Work to be completed:
Copy out the lines that have "content" in them.

Items:
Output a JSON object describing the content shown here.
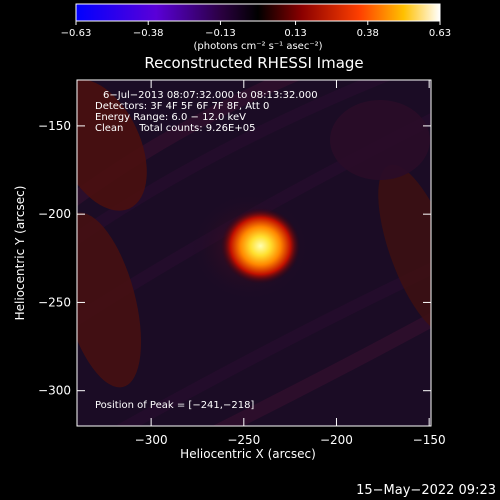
{
  "chart_data": {
    "type": "heatmap",
    "title": "Reconstructed RHESSI Image",
    "xlabel": "Heliocentric X (arcsec)",
    "ylabel": "Heliocentric Y (arcsec)",
    "xlim": [
      -340,
      -149
    ],
    "ylim": [
      -320,
      -124
    ],
    "x_ticks": [
      -300,
      -250,
      -200,
      -150
    ],
    "x_tick_labels": [
      "−300",
      "−250",
      "−200",
      "−150"
    ],
    "y_ticks": [
      -150,
      -200,
      -250,
      -300
    ],
    "y_tick_labels": [
      "−150",
      "−200",
      "−250",
      "−300"
    ],
    "colorbar": {
      "min": -0.63,
      "max": 0.63,
      "ticks": [
        -0.63,
        -0.38,
        -0.13,
        0.13,
        0.38,
        0.63
      ],
      "tick_labels": [
        "−0.63",
        "−0.38",
        "−0.13",
        "0.13",
        "0.38",
        "0.63"
      ],
      "unit_label": "(photons cm⁻² s⁻¹ asec⁻²)"
    },
    "peak": {
      "x": -241,
      "y": -218
    },
    "annotations": [
      "6−Jul−2013 08:07:32.000 to 08:13:32.000",
      "Detectors: 3F 4F 5F 6F 7F 8F, Att 0",
      "Energy Range: 6.0 − 12.0 keV",
      "Clean     Total counts: 9.26E+05"
    ],
    "peak_label": "Position of Peak = [−241,−218]"
  },
  "footer_date": "15−May−2022 09:23"
}
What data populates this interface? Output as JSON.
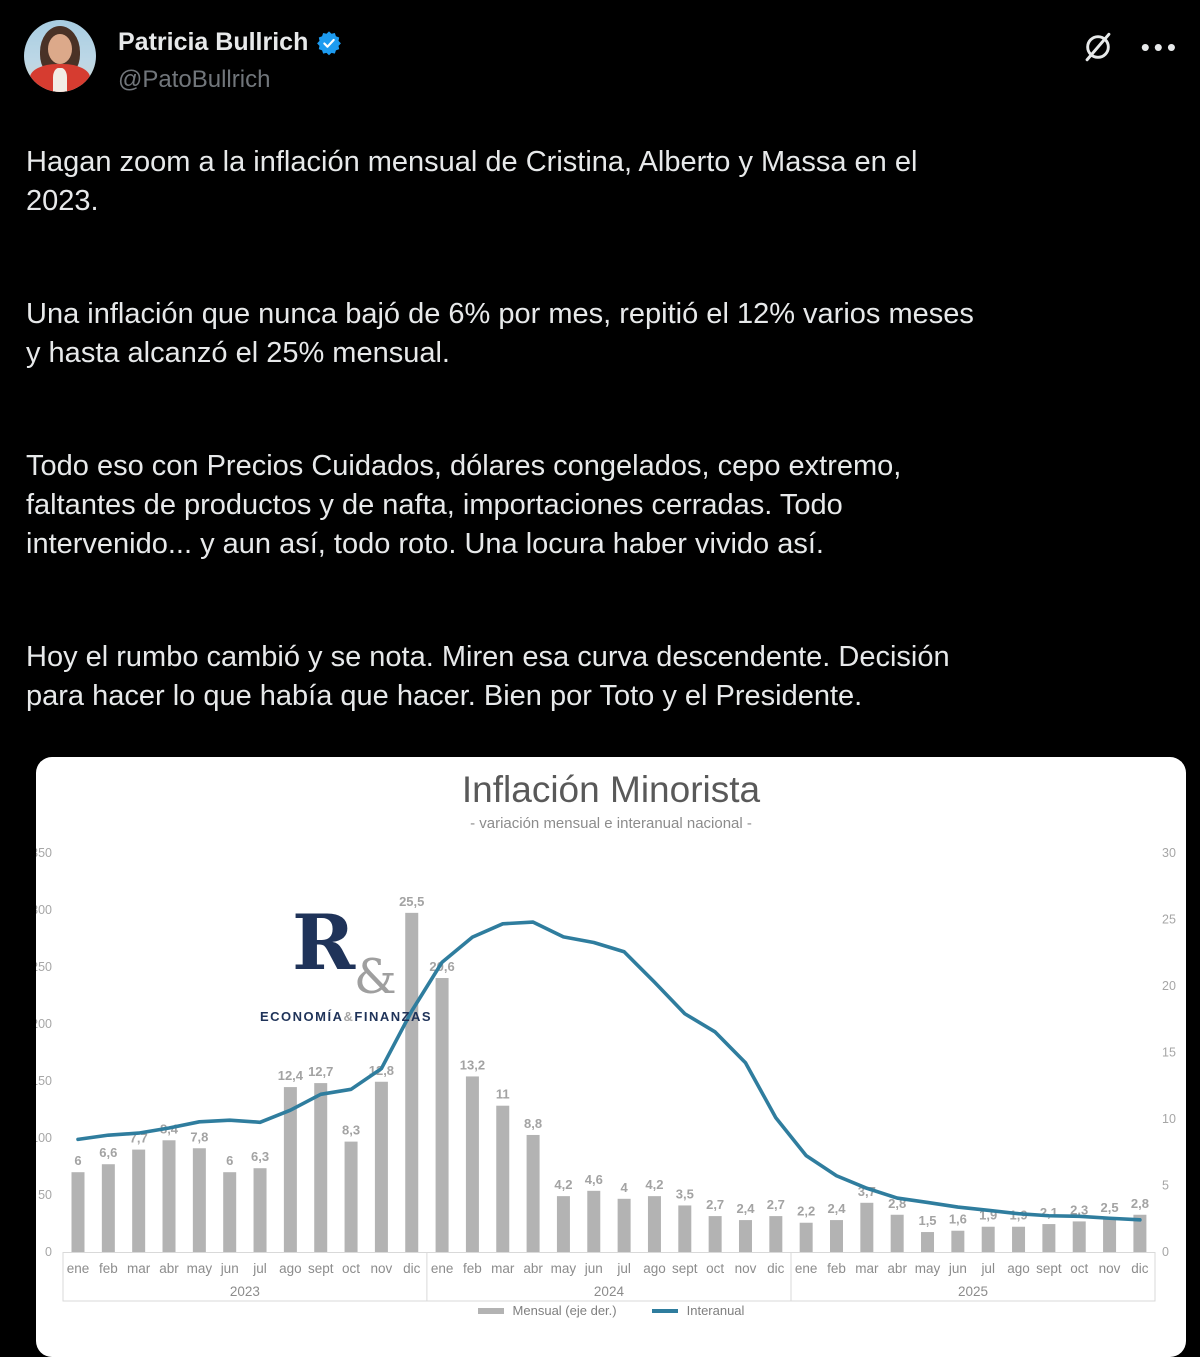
{
  "header": {
    "display_name": "Patricia Bullrich",
    "handle": "@PatoBullrich",
    "verified": true,
    "badge_color": "#1d9bf0"
  },
  "tweet": {
    "paragraphs": [
      [
        "Hagan zoom a la inflación mensual de Cristina, Alberto y Massa en el",
        "2023."
      ],
      [
        "Una inflación que nunca bajó de 6% por mes, repitió el 12% varios meses",
        "y hasta alcanzó el 25% mensual."
      ],
      [
        "Todo eso con Precios Cuidados, dólares congelados, cepo extremo,",
        "faltantes de productos y de nafta, importaciones cerradas. Todo",
        "intervenido... y aun así, todo roto. Una locura haber vivido así."
      ],
      [
        "Hoy el rumbo cambió y se nota. Miren esa curva descendente. Decisión",
        "para hacer lo que había que hacer. Bien por Toto y el Presidente."
      ]
    ]
  },
  "chart_data": {
    "type": "bar+line",
    "title": "Inflación Minorista",
    "subtitle": "- variación mensual e interanual nacional -",
    "watermark": {
      "letter": "R",
      "ampersand": "&",
      "caption_left": "ECONOMÍA",
      "caption_amp": "&",
      "caption_right": "FINANZAS"
    },
    "years": [
      "2023",
      "2024",
      "2025"
    ],
    "month_labels": [
      "ene",
      "feb",
      "mar",
      "abr",
      "may",
      "jun",
      "jul",
      "ago",
      "sept",
      "oct",
      "nov",
      "dic"
    ],
    "series": [
      {
        "name": "Mensual (eje der.)",
        "type": "bar",
        "axis": "right",
        "values": [
          6,
          6.6,
          7.7,
          8.4,
          7.8,
          6,
          6.3,
          12.4,
          12.7,
          8.3,
          12.8,
          25.5,
          20.6,
          13.2,
          11,
          8.8,
          4.2,
          4.6,
          4,
          4.2,
          3.5,
          2.7,
          2.4,
          2.7,
          2.2,
          2.4,
          3.7,
          2.8,
          1.5,
          1.6,
          1.9,
          1.9,
          2.1,
          2.3,
          2.5,
          2.8
        ]
      },
      {
        "name": "Interanual",
        "type": "line",
        "axis": "left",
        "values": [
          98.8,
          102.5,
          104.3,
          108.8,
          114.2,
          115.6,
          113.8,
          124.4,
          138.3,
          142.7,
          160.9,
          211.4,
          254.2,
          276.2,
          287.9,
          289.4,
          276.4,
          271.5,
          263.4,
          236.7,
          209,
          193,
          166,
          117.8,
          84.5,
          66.9,
          55.9,
          47.3,
          43.5,
          39.4,
          36.6,
          33.6,
          31.8,
          31.3,
          29.6,
          28.2
        ]
      }
    ],
    "left_axis": {
      "min": 0,
      "max": 350,
      "step": 50,
      "ticks": [
        0,
        50,
        100,
        150,
        200,
        250,
        300,
        350
      ]
    },
    "right_axis": {
      "min": 0,
      "max": 30,
      "step": 5,
      "ticks": [
        0,
        5,
        10,
        15,
        20,
        25,
        30
      ]
    },
    "grid": false,
    "legend_position": "bottom",
    "colors": {
      "bar": "#b3b3b3",
      "line": "#2f7d9e",
      "value_labels": "#a3a3a3",
      "axis_labels": "#a6a6a6",
      "band_border": "#d9d9d9"
    }
  }
}
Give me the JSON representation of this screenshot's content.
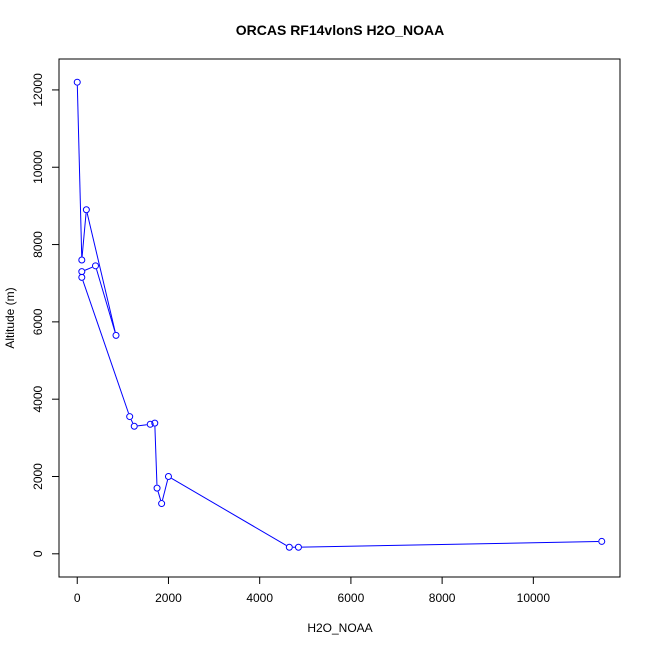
{
  "chart_data": {
    "type": "line",
    "title": "ORCAS RF14vlonS H2O_NOAA",
    "xlabel": "H2O_NOAA",
    "ylabel": "Altitude (m)",
    "xlim": [
      -400,
      11900
    ],
    "ylim": [
      -600,
      12800
    ],
    "x_ticks": [
      0,
      2000,
      4000,
      6000,
      8000,
      10000
    ],
    "y_ticks": [
      0,
      2000,
      4000,
      6000,
      8000,
      10000,
      12000
    ],
    "x_tick_labels": [
      "0",
      "2000",
      "4000",
      "6000",
      "8000",
      "10000"
    ],
    "y_tick_labels": [
      "0",
      "2000",
      "4000",
      "6000",
      "8000",
      "10000",
      "12000"
    ],
    "grid": false,
    "marker": "open-circle",
    "series": [
      {
        "color": "#0000ff",
        "x": [
          0,
          100,
          200,
          850,
          400,
          100,
          100,
          1150,
          1250,
          1600,
          1700,
          1750,
          1850,
          2000,
          4650,
          4850,
          11500
        ],
        "y": [
          12200,
          7600,
          8900,
          5650,
          7450,
          7300,
          7150,
          3550,
          3300,
          3350,
          3380,
          1700,
          1300,
          2000,
          170,
          170,
          320
        ],
        "order": [
          0,
          1,
          2,
          3,
          4,
          5,
          6,
          7,
          8,
          9,
          10,
          11,
          12,
          13,
          14,
          15,
          16
        ]
      }
    ]
  }
}
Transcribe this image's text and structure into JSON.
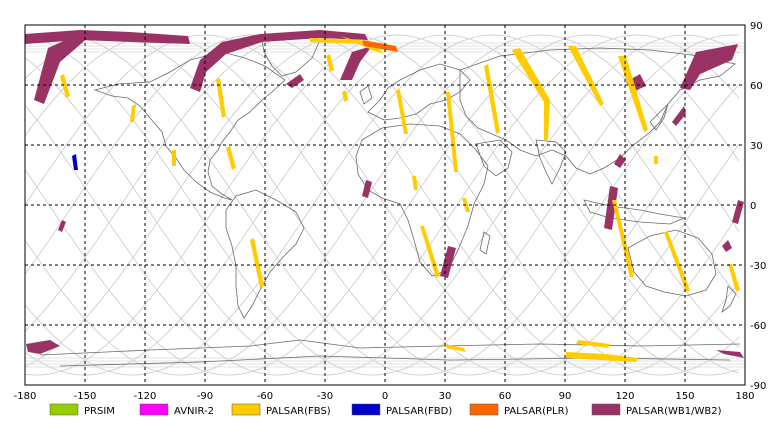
{
  "map": {
    "x_ticks": [
      "-180",
      "-150",
      "-120",
      "-90",
      "-60",
      "-30",
      "0",
      "30",
      "60",
      "90",
      "120",
      "150",
      "180"
    ],
    "y_ticks": [
      "90",
      "60",
      "30",
      "0",
      "-30",
      "-60",
      "-90"
    ],
    "colors": {
      "grid": "#000000",
      "orbit": "#c8c8c8",
      "coast": "#6a6a6a",
      "frame": "#000000"
    }
  },
  "legend": [
    {
      "label": "PRSIM",
      "color": "#99cc00"
    },
    {
      "label": "AVNIR-2",
      "color": "#ff00ff"
    },
    {
      "label": "PALSAR(FBS)",
      "color": "#ffcc00"
    },
    {
      "label": "PALSAR(FBD)",
      "color": "#0000cc"
    },
    {
      "label": "PALSAR(PLR)",
      "color": "#ff6600"
    },
    {
      "label": "PALSAR(WB1/WB2)",
      "color": "#993366"
    }
  ]
}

Task solution:
Output a JSON object describing the content shown here.
Give me the JSON representation of this screenshot's content.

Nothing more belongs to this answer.